### Material to process:
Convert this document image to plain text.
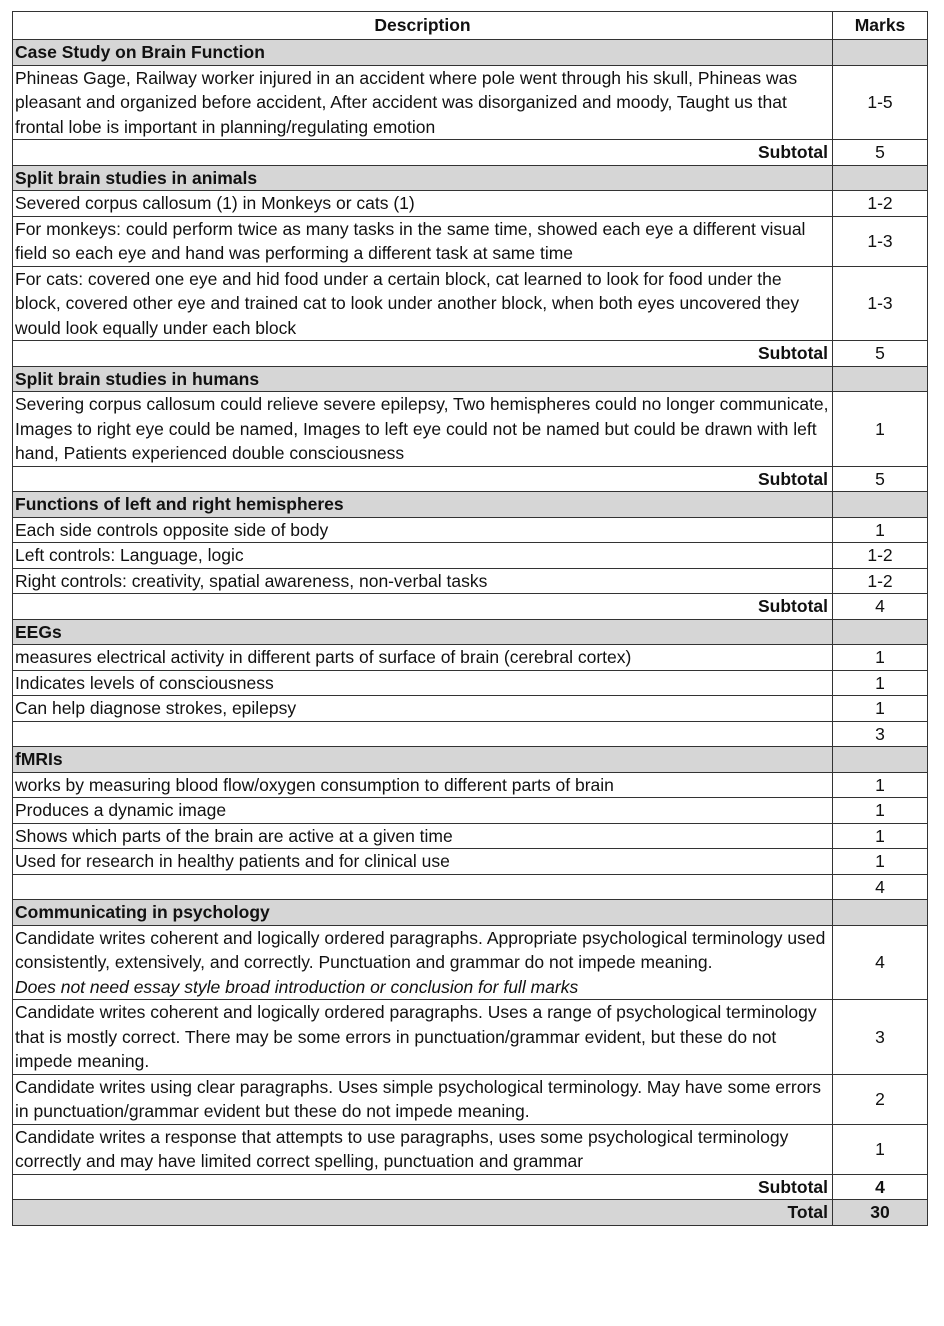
Description	Marks
Case Study on Brain Function	

Phineas Gage, Railway worker injured in an accident where pole went through his skull, Phineas was pleasant and organized before accident, After accident was disorganized and moody, Taught us that frontal lobe is important in planning/regulating emotion	1-5
Subtotal	5
Split brain studies in animals	

Severed corpus callosum (1) in Monkeys or cats (1)	1-2

For monkeys: could perform twice as many tasks in the same time, showed each eye a different visual field so each eye and hand was performing a different task at same time	1-3

For cats: covered one eye and hid food under a certain block, cat learned to look for food under the block, covered other eye and trained cat to look under another block, when both eyes uncovered they would look equally under each block	1-3
Subtotal	5
Split brain studies in humans	

Severing corpus callosum could relieve severe epilepsy, Two hemispheres could no longer communicate, Images to right eye could be named, Images to left eye could not be named but could be drawn with left hand, Patients experienced double consciousness	1
Subtotal	5
Functions of left and right hemispheres	

Each side controls opposite side of body	1

Left controls: Language, logic	1-2

Right controls: creativity, spatial awareness, non-verbal tasks	1-2
Subtotal	4
EEGs	

measures electrical activity in different parts of surface of brain (cerebral cortex)	1

Indicates levels of consciousness	1

Can help diagnose strokes, epilepsy	1
	3
fMRIs	

works by measuring blood flow/oxygen consumption to different parts of brain	1

Produces a dynamic image	1

Shows which parts of the brain are active at a given time	1

Used for research in healthy patients and for clinical use	1
	4
Communicating in psychology	

Candidate writes coherent and logically ordered paragraphs. Appropriate psychological terminology used consistently, extensively, and correctly. Punctuation and grammar do not impede meaning.
Does not need essay style broad introduction or conclusion for full marks	4

Candidate writes coherent and logically ordered paragraphs. Uses a range of psychological terminology that is mostly correct. There may be some errors in punctuation/grammar evident, but these do not impede meaning.	3

Candidate writes using clear paragraphs. Uses simple psychological terminology. May have some errors in punctuation/grammar evident but these do not impede meaning.	2

Candidate writes a response that attempts to use paragraphs, uses some psychological terminology correctly and may have limited correct spelling, punctuation and grammar	1
Subtotal	4
Total	30
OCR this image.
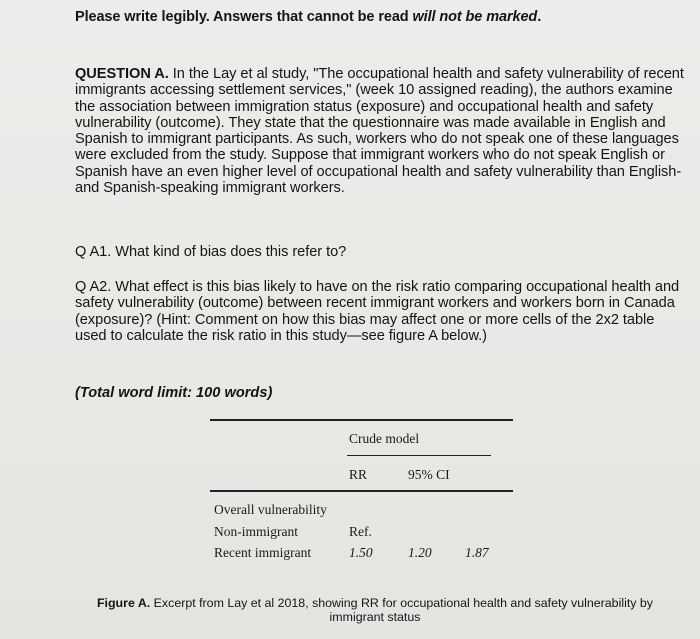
Please write legibly. Answers that cannot be read will not be marked.

QUESTION A. In the Lay et al study, "The occupational health and safety vulnerability of recent immigrants accessing settlement services," (week 10 assigned reading), the authors examine the association between immigration status (exposure) and occupational health and safety vulnerability (outcome). They state that the questionnaire was made available in English and Spanish to immigrant participants. As such, workers who do not speak one of these languages were excluded from the study. Suppose that immigrant workers who do not speak English or Spanish have an even higher level of occupational health and safety vulnerability than English- and Spanish-speaking immigrant workers.

Q A1. What kind of bias does this refer to?

Q A2. What effect is this bias likely to have on the risk ratio comparing occupational health and safety vulnerability (outcome) between recent immigrant workers and workers born in Canada (exposure)? (Hint: Comment on how this bias may affect one or more cells of the 2x2 table used to calculate the risk ratio in this study—see figure A below.)

(Total word limit: 100 words)
Crude model
RR	95% CI
Overall vulnerability
Non-immigrant	Ref.
Recent immigrant	1.50	1.20 1.87
Figure A. Excerpt from Lay et al 2018, showing RR for occupational health and safety vulnerability by immigrant status
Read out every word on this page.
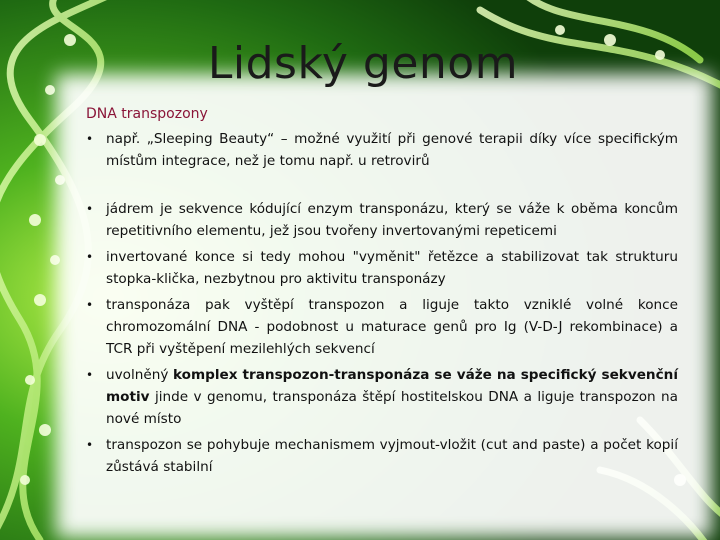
Lidský genom
DNA transpozony
• např. „Sleeping Beauty“ – možné využití při genové terapii díky více specifickým místům integrace, než je tomu např. u retrovirů
• jádrem je sekvence kódující enzym transponázu, který se váže k oběma koncům repetitivního elementu, jež jsou tvořeny invertovanými repeticemi
• invertované konce si tedy mohou "vyměnit" řetězce a stabilizovat tak strukturu stopka-klička, nezbytnou pro aktivitu transponázy
• transponáza pak vyštěpí transpozon a liguje takto vzniklé volné konce chromozomální DNA - podobnost u maturace genů pro Ig (V-D-J rekombinace) a TCR při vyštěpení mezilehlých sekvencí
• uvolněný komplex transpozon-transponáza se váže na specifický sekvenční motiv jinde v genomu, transponáza štěpí hostitelskou DNA a liguje transpozon na nové místo
• transpozon se pohybuje mechanismem vyjmout-vložit (cut and paste) a počet kopií zůstává stabilní
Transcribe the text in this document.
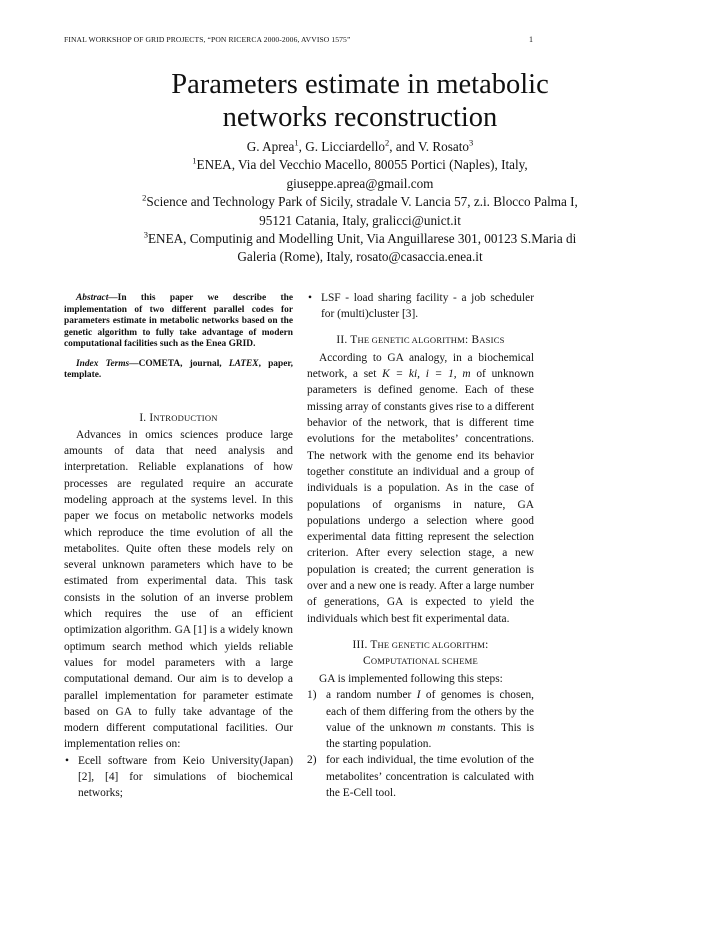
FINAL WORKSHOP OF GRID PROJECTS, “PON RICERCA 2000-2006, AVVISO 1575”	1
Parameters estimate in metabolic
networks reconstruction
G. Aprea$^1$, G. Licciardello$^2$, and V. Rosato$^3$
$^1$ENEA, Via del Vecchio Macello, 80055 Portici (Naples), Italy,
giuseppe.aprea@gmail.com
$^2$Science and Technology Park of Sicily, stradale V. Lancia 57, z.i. Blocco Palma I,
95121 Catania, Italy, gralicci@unict.it
$^3$ENEA, Computinig and Modelling Unit, Via Anguillarese 301, 00123 S.Maria di
Galeria (Rome), Italy, rosato@casaccia.enea.it

Abstract—In this paper we describe the implementation of two different parallel codes for parameters estimate in metabolic networks based on the genetic algorithm to fully take advantage of modern computational facilities such as the Enea GRID.

Index Terms—COMETA, journal, LATEX, paper, template.

I. INTRODUCTION

Advances in omics sciences produce large amounts of data that need analysis and interpretation. Reliable explanations of how processes are regulated require an accurate modeling approach at the systems level. In this paper we focus on metabolic networks models which reproduce the time evolution of all the metabolites. Quite often these models rely on several unknown parameters which have to be estimated from experimental data. This task consists in the solution of an inverse problem which requires the use of an efficient optimization algorithm. GA [1] is a widely known optimum search method which yields reliable values for model parameters with a large computational demand. Our aim is to develop a parallel implementation for parameter estimate based on GA to fully take advantage of the modern different computational facilities. Our implementation relies on:

• Ecell software from Keio University(Japan) [2], [4] for simulations of biochemical networks;
• LSF - load sharing facility - a job scheduler for (multi)cluster [3].
II. THE GENETIC ALGORITHM: BASICS

According to GA analogy, in a biochemical network, a set K = ki, i = 1, m of unknown parameters is defined genome. Each of these missing array of constants gives rise to a different behavior of the network, that is different time evolutions for the metabolites’ concentrations. The network with the genome end its behavior together constitute an individual and a group of individuals is a population. As in the case of populations of organisms in nature, GA populations undergo a selection where good experimental data fitting represent the selection criterion. After every selection stage, a new population is created; the current generation is over and a new one is ready. After a large number of generations, GA is expected to yield the individuals which best fit experimental data.

III. THE GENETIC ALGORITHM:
COMPUTATIONAL SCHEME

GA is implemented following this steps:

1) a random number I of genomes is chosen, each of them differing from the others by the value of the unknown m constants. This is the starting population.
2) for each individual, the time evolution of the metabolites’ concentration is calculated with the E-Cell tool.
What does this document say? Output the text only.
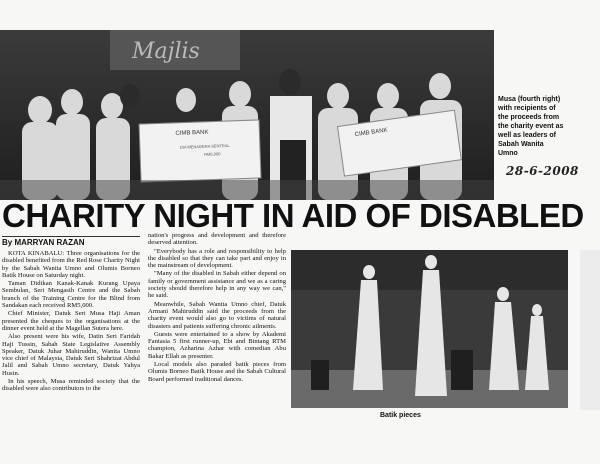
Majlis
CIMB BANK
DIA MENAGERA SENTRAL
RM5,000
CIMB BANK
Musa (fourth right)
with recipients of
the proceeds from
the charity event as
well as leaders of
Sabah Wanita
Umno
28-6-2008
CHARITY NIGHT IN AID OF DISABLED
By MARRYAN RAZAN

KOTA KINABALU: Three organisations for the disabled benefited from the Red Rose Charity Night by the Sabah Wanita Umno and Olumis Borneo Batik House on Saturday night.

Taman Didikan Kanak-Kanak Kurang Upaya Sembulan, Seri Mengasih Centre and the Sabah branch of the Training Centre for the Blind from Sandakan each received RM5,000.

Chief Minister, Datuk Seri Musa Haji Aman presented the cheques to the organisations at the dinner event held at the Magellan Sutera here.

Also present were his wife, Datin Seri Faridah Haji Tussin, Sabah State Legislative Assembly Speaker, Datuk Juhar Mahiruddin, Wanita Umno vice chief of Malaysia, Datuk Seri Shahrizat Abdul Jalil and Sabah Umno secretary, Datuk Yahya Husin.

In his speech, Musa reminded society that the disabled were also contributors to the

nation's progress and development and therefore deserved attention.

"Everybody has a role and responsibility to help the disabled so that they can take part and enjoy in the mainstream of development.

"Many of the disabled in Sabah either depend on family or government assistance and we as a caring society should therefore help in any way we can," he said.

Meanwhile, Sabah Wanita Umno chief, Datuk Armani Mahiruddin said the proceeds from the charity event would also go to victims of natural disasters and patients suffering chronic ailments.

Guests were entertained to a show by Akademi Fantasia 5 first runner-up, Ebi and Bintang RTM champion, Azharina Azhar with comedian Abu Bakar Ellah as presenter.

Local models also paraded batik pieces from Olumis Borneo Batik House and the Sabah Cultural Board performed traditional dances.

Batik pieces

### Work item:
Search the entries for the string "parts" and collect each line that has it.

### Response below:
measures electrical activity in different parts of surface of brain (cerebral cortex)	1
works by measuring blood flow/oxygen consumption to different parts of brain	1
Shows which parts of the brain are active at a given time	1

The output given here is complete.